Output every line of the data exactly as it appears.

-- Start RECORD EXCERPTS --

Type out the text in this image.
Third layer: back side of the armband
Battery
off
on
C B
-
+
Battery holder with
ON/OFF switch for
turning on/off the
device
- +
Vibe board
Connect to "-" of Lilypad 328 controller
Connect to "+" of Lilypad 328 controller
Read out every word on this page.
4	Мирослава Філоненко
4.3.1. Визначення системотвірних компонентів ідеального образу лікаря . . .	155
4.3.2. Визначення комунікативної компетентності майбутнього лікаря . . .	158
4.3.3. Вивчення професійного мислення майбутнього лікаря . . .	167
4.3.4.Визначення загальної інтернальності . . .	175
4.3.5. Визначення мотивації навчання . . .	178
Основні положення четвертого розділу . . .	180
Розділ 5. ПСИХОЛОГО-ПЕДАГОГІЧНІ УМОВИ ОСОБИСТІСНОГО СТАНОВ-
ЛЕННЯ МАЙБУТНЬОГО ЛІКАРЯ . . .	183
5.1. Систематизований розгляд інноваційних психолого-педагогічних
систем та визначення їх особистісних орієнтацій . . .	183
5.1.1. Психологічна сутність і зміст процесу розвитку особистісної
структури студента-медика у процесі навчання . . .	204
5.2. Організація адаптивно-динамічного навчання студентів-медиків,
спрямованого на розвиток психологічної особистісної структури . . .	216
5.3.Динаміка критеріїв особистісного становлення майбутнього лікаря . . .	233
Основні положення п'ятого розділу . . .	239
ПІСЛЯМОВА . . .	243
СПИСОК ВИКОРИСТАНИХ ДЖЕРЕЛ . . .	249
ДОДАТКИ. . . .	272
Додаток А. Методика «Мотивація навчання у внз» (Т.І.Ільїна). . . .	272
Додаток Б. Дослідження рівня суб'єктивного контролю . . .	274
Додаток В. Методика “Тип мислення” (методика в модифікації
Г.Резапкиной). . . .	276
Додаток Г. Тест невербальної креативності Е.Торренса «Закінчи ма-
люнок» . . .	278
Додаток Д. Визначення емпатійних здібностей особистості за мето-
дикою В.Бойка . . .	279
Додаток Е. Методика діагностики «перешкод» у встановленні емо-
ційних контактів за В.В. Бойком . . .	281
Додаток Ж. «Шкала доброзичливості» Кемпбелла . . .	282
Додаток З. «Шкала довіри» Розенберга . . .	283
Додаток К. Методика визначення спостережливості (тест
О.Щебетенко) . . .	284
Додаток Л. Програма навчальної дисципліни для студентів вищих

-- End RECORD EXCERPTS --

▸ **WRITTEN RESPONSE**:
Type out the text in this image.
Third layer: back side of the armband
Battery
off
on
C B
-
+
Battery holder with
ON/OFF switch for
turning on/off the
device
- +
Vibe board
Connect to "-" of Lilypad 328 controller
Connect to "+" of Lilypad 328 controller
Read out every word on this page.
4	Мирослава Філоненко
4.3.1. Визначення системотвірних компонентів ідеального образу лікаря . . .	155
4.3.2. Визначення комунікативної компетентності майбутнього лікаря . . .	158
4.3.3. Вивчення професійного мислення майбутнього лікаря . . .	167
4.3.4.Визначення загальної інтернальності . . .	175
4.3.5. Визначення мотивації навчання . . .	178
Основні положення четвертого розділу . . .	180
Розділ 5. ПСИХОЛОГО-ПЕДАГОГІЧНІ УМОВИ ОСОБИСТІСНОГО СТАНОВ-
ЛЕННЯ МАЙБУТНЬОГО ЛІКАРЯ . . .	183
5.1. Систематизований розгляд інноваційних психолого-педагогічних
систем та визначення їх особистісних орієнтацій . . .	183
5.1.1. Психологічна сутність і зміст процесу розвитку особистісної
структури студента-медика у процесі навчання . . .	204
5.2. Організація адаптивно-динамічного навчання студентів-медиків,
спрямованого на розвиток психологічної особистісної структури . . .	216
5.3.Динаміка критеріїв особистісного становлення майбутнього лікаря . . .	233
Основні положення п'ятого розділу . . .	239
ПІСЛЯМОВА . . .	243
СПИСОК ВИКОРИСТАНИХ ДЖЕРЕЛ . . .	249
ДОДАТКИ. . . .	272
Додаток А. Методика «Мотивація навчання у внз» (Т.І.Ільїна). . . .	272
Додаток Б. Дослідження рівня суб'єктивного контролю . . .	274
Додаток В. Методика “Тип мислення” (методика в модифікації
Г.Резапкиной). . . .	276
Додаток Г. Тест невербальної креативності Е.Торренса «Закінчи ма-
люнок» . . .	278
Додаток Д. Визначення емпатійних здібностей особистості за мето-
дикою В.Бойка . . .	279
Додаток Е. Методика діагностики «перешкод» у встановленні емо-
ційних контактів за В.В. Бойком . . .	281
Додаток Ж. «Шкала доброзичливості» Кемпбелла . . .	282
Додаток З. «Шкала довіри» Розенберга . . .	283
Додаток К. Методика визначення спостережливості (тест
О.Щебетенко) . . .	284
Додаток Л. Програма навчальної дисципліни для студентів вищих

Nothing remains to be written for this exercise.